DIRECTIONS FOR THIS TASK: Output all lines exactly, with nothing added or dropped.

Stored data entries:
_ _ _ _

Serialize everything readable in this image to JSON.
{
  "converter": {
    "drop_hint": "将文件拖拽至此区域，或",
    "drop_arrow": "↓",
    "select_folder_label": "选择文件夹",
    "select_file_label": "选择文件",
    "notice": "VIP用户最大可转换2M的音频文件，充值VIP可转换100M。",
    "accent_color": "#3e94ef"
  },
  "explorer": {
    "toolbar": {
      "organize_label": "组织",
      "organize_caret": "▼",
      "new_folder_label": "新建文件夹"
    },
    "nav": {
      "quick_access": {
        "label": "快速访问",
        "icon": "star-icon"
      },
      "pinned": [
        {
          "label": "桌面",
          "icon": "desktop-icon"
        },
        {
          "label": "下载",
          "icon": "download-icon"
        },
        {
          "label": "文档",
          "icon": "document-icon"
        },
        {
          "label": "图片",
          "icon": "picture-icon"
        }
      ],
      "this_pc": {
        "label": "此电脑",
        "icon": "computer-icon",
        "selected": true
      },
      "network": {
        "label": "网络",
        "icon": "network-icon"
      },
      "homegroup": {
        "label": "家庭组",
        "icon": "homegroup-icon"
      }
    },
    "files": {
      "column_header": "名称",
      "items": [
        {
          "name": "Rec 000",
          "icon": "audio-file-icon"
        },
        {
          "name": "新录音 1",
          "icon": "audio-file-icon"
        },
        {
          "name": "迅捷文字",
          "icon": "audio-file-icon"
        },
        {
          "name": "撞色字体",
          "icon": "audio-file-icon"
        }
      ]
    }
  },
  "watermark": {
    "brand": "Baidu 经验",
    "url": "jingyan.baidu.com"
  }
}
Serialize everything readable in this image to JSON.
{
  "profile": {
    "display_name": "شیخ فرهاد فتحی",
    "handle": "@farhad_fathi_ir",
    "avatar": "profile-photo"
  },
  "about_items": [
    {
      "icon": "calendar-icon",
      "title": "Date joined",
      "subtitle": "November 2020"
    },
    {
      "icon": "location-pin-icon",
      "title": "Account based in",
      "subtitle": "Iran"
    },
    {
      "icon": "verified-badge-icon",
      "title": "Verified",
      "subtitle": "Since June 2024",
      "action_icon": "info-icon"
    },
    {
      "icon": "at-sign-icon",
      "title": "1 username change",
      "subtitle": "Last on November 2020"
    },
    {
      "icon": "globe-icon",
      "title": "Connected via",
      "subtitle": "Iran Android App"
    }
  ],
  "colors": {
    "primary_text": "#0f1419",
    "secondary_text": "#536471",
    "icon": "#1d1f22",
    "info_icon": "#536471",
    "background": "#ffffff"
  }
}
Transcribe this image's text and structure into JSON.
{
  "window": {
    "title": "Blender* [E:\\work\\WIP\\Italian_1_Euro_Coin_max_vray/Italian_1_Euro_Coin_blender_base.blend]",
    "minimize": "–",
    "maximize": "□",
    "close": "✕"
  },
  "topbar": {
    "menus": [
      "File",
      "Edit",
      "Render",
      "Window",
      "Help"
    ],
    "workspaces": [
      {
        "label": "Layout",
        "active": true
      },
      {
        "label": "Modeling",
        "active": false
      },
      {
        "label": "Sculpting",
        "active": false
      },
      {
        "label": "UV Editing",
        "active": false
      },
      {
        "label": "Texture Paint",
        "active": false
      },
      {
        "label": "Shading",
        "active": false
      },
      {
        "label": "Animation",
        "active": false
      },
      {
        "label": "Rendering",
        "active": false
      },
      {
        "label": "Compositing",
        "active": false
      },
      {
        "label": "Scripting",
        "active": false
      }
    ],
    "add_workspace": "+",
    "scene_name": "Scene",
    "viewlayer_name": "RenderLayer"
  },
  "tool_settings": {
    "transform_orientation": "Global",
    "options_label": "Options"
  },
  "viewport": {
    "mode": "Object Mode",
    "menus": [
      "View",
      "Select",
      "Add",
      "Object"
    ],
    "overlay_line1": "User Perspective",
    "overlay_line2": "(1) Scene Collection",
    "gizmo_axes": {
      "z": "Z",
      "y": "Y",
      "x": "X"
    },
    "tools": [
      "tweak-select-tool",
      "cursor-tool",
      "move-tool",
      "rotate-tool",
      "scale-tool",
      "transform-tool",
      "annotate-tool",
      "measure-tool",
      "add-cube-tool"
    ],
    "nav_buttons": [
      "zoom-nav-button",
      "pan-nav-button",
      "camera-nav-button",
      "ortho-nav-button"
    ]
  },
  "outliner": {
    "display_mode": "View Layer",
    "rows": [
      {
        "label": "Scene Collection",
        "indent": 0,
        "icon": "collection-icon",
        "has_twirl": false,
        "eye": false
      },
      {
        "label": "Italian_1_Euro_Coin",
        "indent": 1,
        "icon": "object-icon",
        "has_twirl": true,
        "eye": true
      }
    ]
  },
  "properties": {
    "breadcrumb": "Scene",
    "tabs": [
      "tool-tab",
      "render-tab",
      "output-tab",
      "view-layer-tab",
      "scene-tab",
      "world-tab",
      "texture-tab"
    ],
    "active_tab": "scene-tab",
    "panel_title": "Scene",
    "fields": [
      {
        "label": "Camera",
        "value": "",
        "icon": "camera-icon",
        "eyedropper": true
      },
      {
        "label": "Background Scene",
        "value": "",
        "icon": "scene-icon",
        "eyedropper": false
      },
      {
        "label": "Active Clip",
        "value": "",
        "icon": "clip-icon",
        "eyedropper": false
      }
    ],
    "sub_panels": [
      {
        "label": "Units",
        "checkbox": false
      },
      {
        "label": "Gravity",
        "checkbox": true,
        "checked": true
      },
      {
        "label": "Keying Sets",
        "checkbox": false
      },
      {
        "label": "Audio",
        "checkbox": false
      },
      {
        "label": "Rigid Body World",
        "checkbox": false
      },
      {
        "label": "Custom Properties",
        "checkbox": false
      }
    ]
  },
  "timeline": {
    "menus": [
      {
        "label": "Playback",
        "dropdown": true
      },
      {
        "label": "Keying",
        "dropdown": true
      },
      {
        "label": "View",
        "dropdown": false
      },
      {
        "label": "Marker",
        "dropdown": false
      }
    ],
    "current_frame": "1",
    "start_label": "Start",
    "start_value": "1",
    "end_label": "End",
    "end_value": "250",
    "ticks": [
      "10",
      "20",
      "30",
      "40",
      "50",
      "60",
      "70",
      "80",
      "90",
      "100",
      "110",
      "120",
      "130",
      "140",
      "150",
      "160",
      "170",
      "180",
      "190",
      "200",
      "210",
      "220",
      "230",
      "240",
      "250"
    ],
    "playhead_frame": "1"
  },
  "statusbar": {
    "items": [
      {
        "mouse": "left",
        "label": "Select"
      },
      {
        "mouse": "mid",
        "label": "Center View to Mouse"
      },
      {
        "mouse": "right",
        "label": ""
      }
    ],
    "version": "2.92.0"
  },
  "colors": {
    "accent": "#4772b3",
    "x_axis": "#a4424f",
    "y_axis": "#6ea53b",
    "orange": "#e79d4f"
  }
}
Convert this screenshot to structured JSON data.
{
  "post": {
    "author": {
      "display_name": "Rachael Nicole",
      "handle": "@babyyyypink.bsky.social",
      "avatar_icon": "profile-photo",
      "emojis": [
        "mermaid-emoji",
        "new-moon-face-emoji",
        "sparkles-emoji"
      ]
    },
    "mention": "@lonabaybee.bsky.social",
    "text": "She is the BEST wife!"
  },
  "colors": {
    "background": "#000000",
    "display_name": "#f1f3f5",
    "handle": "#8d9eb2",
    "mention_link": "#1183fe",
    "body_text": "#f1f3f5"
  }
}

_ _ _ _

THE REPLY:
Serialize everything readable in this image to JSON.
{
  "converter": {
    "drop_hint": "将文件拖拽至此区域，或",
    "drop_arrow": "↓",
    "select_folder_label": "选择文件夹",
    "select_file_label": "选择文件",
    "notice": "VIP用户最大可转换2M的音频文件，充值VIP可转换100M。",
    "accent_color": "#3e94ef"
  },
  "explorer": {
    "toolbar": {
      "organize_label": "组织",
      "organize_caret": "▼",
      "new_folder_label": "新建文件夹"
    },
    "nav": {
      "quick_access": {
        "label": "快速访问",
        "icon": "star-icon"
      },
      "pinned": [
        {
          "label": "桌面",
          "icon": "desktop-icon"
        },
        {
          "label": "下载",
          "icon": "download-icon"
        },
        {
          "label": "文档",
          "icon": "document-icon"
        },
        {
          "label": "图片",
          "icon": "picture-icon"
        }
      ],
      "this_pc": {
        "label": "此电脑",
        "icon": "computer-icon",
        "selected": true
      },
      "network": {
        "label": "网络",
        "icon": "network-icon"
      },
      "homegroup": {
        "label": "家庭组",
        "icon": "homegroup-icon"
      }
    },
    "files": {
      "column_header": "名称",
      "items": [
        {
          "name": "Rec 000",
          "icon": "audio-file-icon"
        },
        {
          "name": "新录音 1",
          "icon": "audio-file-icon"
        },
        {
          "name": "迅捷文字",
          "icon": "audio-file-icon"
        },
        {
          "name": "撞色字体",
          "icon": "audio-file-icon"
        }
      ]
    }
  },
  "watermark": {
    "brand": "Baidu 经验",
    "url": "jingyan.baidu.com"
  }
}
Serialize everything readable in this image to JSON.
{
  "profile": {
    "display_name": "شیخ فرهاد فتحی",
    "handle": "@farhad_fathi_ir",
    "avatar": "profile-photo"
  },
  "about_items": [
    {
      "icon": "calendar-icon",
      "title": "Date joined",
      "subtitle": "November 2020"
    },
    {
      "icon": "location-pin-icon",
      "title": "Account based in",
      "subtitle": "Iran"
    },
    {
      "icon": "verified-badge-icon",
      "title": "Verified",
      "subtitle": "Since June 2024",
      "action_icon": "info-icon"
    },
    {
      "icon": "at-sign-icon",
      "title": "1 username change",
      "subtitle": "Last on November 2020"
    },
    {
      "icon": "globe-icon",
      "title": "Connected via",
      "subtitle": "Iran Android App"
    }
  ],
  "colors": {
    "primary_text": "#0f1419",
    "secondary_text": "#536471",
    "icon": "#1d1f22",
    "info_icon": "#536471",
    "background": "#ffffff"
  }
}
Transcribe this image's text and structure into JSON.
{
  "window": {
    "title": "Blender* [E:\\work\\WIP\\Italian_1_Euro_Coin_max_vray/Italian_1_Euro_Coin_blender_base.blend]",
    "minimize": "–",
    "maximize": "□",
    "close": "✕"
  },
  "topbar": {
    "menus": [
      "File",
      "Edit",
      "Render",
      "Window",
      "Help"
    ],
    "workspaces": [
      {
        "label": "Layout",
        "active": true
      },
      {
        "label": "Modeling",
        "active": false
      },
      {
        "label": "Sculpting",
        "active": false
      },
      {
        "label": "UV Editing",
        "active": false
      },
      {
        "label": "Texture Paint",
        "active": false
      },
      {
        "label": "Shading",
        "active": false
      },
      {
        "label": "Animation",
        "active": false
      },
      {
        "label": "Rendering",
        "active": false
      },
      {
        "label": "Compositing",
        "active": false
      },
      {
        "label": "Scripting",
        "active": false
      }
    ],
    "add_workspace": "+",
    "scene_name": "Scene",
    "viewlayer_name": "RenderLayer"
  },
  "tool_settings": {
    "transform_orientation": "Global",
    "options_label": "Options"
  },
  "viewport": {
    "mode": "Object Mode",
    "menus": [
      "View",
      "Select",
      "Add",
      "Object"
    ],
    "overlay_line1": "User Perspective",
    "overlay_line2": "(1) Scene Collection",
    "gizmo_axes": {
      "z": "Z",
      "y": "Y",
      "x": "X"
    },
    "tools": [
      "tweak-select-tool",
      "cursor-tool",
      "move-tool",
      "rotate-tool",
      "scale-tool",
      "transform-tool",
      "annotate-tool",
      "measure-tool",
      "add-cube-tool"
    ],
    "nav_buttons": [
      "zoom-nav-button",
      "pan-nav-button",
      "camera-nav-button",
      "ortho-nav-button"
    ]
  },
  "outliner": {
    "display_mode": "View Layer",
    "rows": [
      {
        "label": "Scene Collection",
        "indent": 0,
        "icon": "collection-icon",
        "has_twirl": false,
        "eye": false
      },
      {
        "label": "Italian_1_Euro_Coin",
        "indent": 1,
        "icon": "object-icon",
        "has_twirl": true,
        "eye": true
      }
    ]
  },
  "properties": {
    "breadcrumb": "Scene",
    "tabs": [
      "tool-tab",
      "render-tab",
      "output-tab",
      "view-layer-tab",
      "scene-tab",
      "world-tab",
      "texture-tab"
    ],
    "active_tab": "scene-tab",
    "panel_title": "Scene",
    "fields": [
      {
        "label": "Camera",
        "value": "",
        "icon": "camera-icon",
        "eyedropper": true
      },
      {
        "label": "Background Scene",
        "value": "",
        "icon": "scene-icon",
        "eyedropper": false
      },
      {
        "label": "Active Clip",
        "value": "",
        "icon": "clip-icon",
        "eyedropper": false
      }
    ],
    "sub_panels": [
      {
        "label": "Units",
        "checkbox": false
      },
      {
        "label": "Gravity",
        "checkbox": true,
        "checked": true
      },
      {
        "label": "Keying Sets",
        "checkbox": false
      },
      {
        "label": "Audio",
        "checkbox": false
      },
      {
        "label": "Rigid Body World",
        "checkbox": false
      },
      {
        "label": "Custom Properties",
        "checkbox": false
      }
    ]
  },
  "timeline": {
    "menus": [
      {
        "label": "Playback",
        "dropdown": true
      },
      {
        "label": "Keying",
        "dropdown": true
      },
      {
        "label": "View",
        "dropdown": false
      },
      {
        "label": "Marker",
        "dropdown": false
      }
    ],
    "current_frame": "1",
    "start_label": "Start",
    "start_value": "1",
    "end_label": "End",
    "end_value": "250",
    "ticks": [
      "10",
      "20",
      "30",
      "40",
      "50",
      "60",
      "70",
      "80",
      "90",
      "100",
      "110",
      "120",
      "130",
      "140",
      "150",
      "160",
      "170",
      "180",
      "190",
      "200",
      "210",
      "220",
      "230",
      "240",
      "250"
    ],
    "playhead_frame": "1"
  },
  "statusbar": {
    "items": [
      {
        "mouse": "left",
        "label": "Select"
      },
      {
        "mouse": "mid",
        "label": "Center View to Mouse"
      },
      {
        "mouse": "right",
        "label": ""
      }
    ],
    "version": "2.92.0"
  },
  "colors": {
    "accent": "#4772b3",
    "x_axis": "#a4424f",
    "y_axis": "#6ea53b",
    "orange": "#e79d4f"
  }
}
Convert this screenshot to structured JSON data.
{
  "post": {
    "author": {
      "display_name": "Rachael Nicole",
      "handle": "@babyyyypink.bsky.social",
      "avatar_icon": "profile-photo",
      "emojis": [
        "mermaid-emoji",
        "new-moon-face-emoji",
        "sparkles-emoji"
      ]
    },
    "mention": "@lonabaybee.bsky.social",
    "text": "She is the BEST wife!"
  },
  "colors": {
    "background": "#000000",
    "display_name": "#f1f3f5",
    "handle": "#8d9eb2",
    "mention_link": "#1183fe",
    "body_text": "#f1f3f5"
  }
}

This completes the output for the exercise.